## What is expected
Word for word, retype every entry in the listing.
______
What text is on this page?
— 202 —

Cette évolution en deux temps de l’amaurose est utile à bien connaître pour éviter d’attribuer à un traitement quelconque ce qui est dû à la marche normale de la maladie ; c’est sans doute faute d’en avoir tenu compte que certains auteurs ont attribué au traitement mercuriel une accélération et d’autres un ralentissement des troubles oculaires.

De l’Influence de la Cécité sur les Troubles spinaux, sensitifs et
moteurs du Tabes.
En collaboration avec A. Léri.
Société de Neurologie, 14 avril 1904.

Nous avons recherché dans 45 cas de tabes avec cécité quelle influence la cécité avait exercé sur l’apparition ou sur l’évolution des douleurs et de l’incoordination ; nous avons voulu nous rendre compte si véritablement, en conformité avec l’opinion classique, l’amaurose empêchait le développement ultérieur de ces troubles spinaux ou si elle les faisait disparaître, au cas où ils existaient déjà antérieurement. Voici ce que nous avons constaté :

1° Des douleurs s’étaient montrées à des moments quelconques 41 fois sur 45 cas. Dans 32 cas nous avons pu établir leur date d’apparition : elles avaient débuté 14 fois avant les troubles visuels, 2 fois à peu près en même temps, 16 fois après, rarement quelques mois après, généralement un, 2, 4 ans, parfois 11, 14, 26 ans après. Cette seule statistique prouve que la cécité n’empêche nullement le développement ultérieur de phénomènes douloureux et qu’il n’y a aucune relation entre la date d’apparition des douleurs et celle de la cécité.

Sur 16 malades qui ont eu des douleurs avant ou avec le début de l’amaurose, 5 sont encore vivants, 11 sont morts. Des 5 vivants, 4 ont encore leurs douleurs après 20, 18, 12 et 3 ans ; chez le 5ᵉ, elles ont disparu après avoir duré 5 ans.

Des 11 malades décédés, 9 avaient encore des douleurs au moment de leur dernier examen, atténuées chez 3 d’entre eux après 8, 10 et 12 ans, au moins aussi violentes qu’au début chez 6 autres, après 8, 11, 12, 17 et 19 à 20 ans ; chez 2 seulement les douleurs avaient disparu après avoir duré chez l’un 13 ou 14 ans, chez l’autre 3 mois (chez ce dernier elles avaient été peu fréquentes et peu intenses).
______
## Expected answer
What text is on this page?
— 202 —

Cette évolution en deux temps de l’amaurose est utile à bien connaître pour éviter d’attribuer à un traitement quelconque ce qui est dû à la marche normale de la maladie ; c’est sans doute faute d’en avoir tenu compte que certains auteurs ont attribué au traitement mercuriel une accélération et d’autres un ralentissement des troubles oculaires.

De l’Influence de la Cécité sur les Troubles spinaux, sensitifs et
moteurs du Tabes.
En collaboration avec A. Léri.
Société de Neurologie, 14 avril 1904.

Nous avons recherché dans 45 cas de tabes avec cécité quelle influence la cécité avait exercé sur l’apparition ou sur l’évolution des douleurs et de l’incoordination ; nous avons voulu nous rendre compte si véritablement, en conformité avec l’opinion classique, l’amaurose empêchait le développement ultérieur de ces troubles spinaux ou si elle les faisait disparaître, au cas où ils existaient déjà antérieurement. Voici ce que nous avons constaté :

1° Des douleurs s’étaient montrées à des moments quelconques 41 fois sur 45 cas. Dans 32 cas nous avons pu établir leur date d’apparition : elles avaient débuté 14 fois avant les troubles visuels, 2 fois à peu près en même temps, 16 fois après, rarement quelques mois après, généralement un, 2, 4 ans, parfois 11, 14, 26 ans après. Cette seule statistique prouve que la cécité n’empêche nullement le développement ultérieur de phénomènes douloureux et qu’il n’y a aucune relation entre la date d’apparition des douleurs et celle de la cécité.

Sur 16 malades qui ont eu des douleurs avant ou avec le début de l’amaurose, 5 sont encore vivants, 11 sont morts. Des 5 vivants, 4 ont encore leurs douleurs après 20, 18, 12 et 3 ans ; chez le 5ᵉ, elles ont disparu après avoir duré 5 ans.

Des 11 malades décédés, 9 avaient encore des douleurs au moment de leur dernier examen, atténuées chez 3 d’entre eux après 8, 10 et 12 ans, au moins aussi violentes qu’au début chez 6 autres, après 8, 11, 12, 17 et 19 à 20 ans ; chez 2 seulement les douleurs avaient disparu après avoir duré chez l’un 13 ou 14 ans, chez l’autre 3 mois (chez ce dernier elles avaient été peu fréquentes et peu intenses).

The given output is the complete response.